Your instructions
Scan the listing below for the word "image" and state how many lines hold it. Write nothing but the number.

Exercise inputs
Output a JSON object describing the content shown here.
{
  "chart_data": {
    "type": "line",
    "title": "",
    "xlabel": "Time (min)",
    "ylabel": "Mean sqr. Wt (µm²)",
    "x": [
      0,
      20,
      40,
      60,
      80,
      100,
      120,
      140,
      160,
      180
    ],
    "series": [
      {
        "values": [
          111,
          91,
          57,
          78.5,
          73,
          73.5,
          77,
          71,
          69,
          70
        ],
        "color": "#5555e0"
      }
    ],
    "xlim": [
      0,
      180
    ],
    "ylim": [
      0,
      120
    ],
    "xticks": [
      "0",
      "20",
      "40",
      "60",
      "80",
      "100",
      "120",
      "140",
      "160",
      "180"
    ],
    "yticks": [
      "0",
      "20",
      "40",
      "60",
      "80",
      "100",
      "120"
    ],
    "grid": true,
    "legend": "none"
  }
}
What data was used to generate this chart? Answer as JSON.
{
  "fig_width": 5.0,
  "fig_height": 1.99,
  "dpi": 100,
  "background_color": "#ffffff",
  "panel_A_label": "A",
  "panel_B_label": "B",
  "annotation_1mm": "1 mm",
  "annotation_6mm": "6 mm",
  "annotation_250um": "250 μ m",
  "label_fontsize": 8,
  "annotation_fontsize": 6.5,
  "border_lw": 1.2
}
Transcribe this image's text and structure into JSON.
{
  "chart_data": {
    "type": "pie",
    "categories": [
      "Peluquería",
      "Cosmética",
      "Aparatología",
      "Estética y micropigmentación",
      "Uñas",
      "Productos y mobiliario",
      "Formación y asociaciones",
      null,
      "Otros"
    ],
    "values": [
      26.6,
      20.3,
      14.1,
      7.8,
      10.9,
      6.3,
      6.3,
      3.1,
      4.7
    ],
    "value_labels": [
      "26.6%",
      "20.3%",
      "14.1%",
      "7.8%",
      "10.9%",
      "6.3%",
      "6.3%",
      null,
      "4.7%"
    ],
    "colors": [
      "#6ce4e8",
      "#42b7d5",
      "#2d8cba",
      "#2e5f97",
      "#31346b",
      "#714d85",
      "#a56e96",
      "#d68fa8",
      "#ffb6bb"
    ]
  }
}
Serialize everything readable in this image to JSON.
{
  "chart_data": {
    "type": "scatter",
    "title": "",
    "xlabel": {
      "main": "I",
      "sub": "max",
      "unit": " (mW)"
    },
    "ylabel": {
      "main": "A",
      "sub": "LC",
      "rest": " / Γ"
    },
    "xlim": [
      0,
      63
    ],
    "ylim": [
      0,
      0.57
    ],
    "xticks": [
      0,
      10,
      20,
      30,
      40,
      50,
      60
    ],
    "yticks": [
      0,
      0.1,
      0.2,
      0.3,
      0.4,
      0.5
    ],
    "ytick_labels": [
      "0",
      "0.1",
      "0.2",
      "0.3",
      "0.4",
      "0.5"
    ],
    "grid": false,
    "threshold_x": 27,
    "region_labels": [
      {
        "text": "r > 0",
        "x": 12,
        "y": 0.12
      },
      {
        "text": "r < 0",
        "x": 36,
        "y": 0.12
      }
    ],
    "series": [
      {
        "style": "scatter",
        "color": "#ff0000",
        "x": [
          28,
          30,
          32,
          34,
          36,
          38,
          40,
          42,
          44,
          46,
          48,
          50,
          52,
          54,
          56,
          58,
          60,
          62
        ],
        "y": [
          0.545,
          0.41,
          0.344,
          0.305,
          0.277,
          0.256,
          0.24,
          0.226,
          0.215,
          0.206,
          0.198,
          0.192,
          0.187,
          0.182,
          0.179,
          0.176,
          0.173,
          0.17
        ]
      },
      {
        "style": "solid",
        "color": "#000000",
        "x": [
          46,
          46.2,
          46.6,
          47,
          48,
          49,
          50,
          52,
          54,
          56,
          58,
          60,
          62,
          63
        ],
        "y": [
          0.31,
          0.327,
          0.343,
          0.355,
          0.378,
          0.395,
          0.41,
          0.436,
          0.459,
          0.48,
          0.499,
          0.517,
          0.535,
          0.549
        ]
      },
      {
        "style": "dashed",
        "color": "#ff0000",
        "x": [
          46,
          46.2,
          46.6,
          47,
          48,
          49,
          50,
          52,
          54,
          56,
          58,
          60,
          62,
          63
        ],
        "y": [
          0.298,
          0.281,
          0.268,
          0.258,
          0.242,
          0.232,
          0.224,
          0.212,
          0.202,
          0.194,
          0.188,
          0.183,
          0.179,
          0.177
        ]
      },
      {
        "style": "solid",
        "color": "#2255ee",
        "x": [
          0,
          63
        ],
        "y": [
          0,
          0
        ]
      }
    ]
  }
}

Exercise answer
2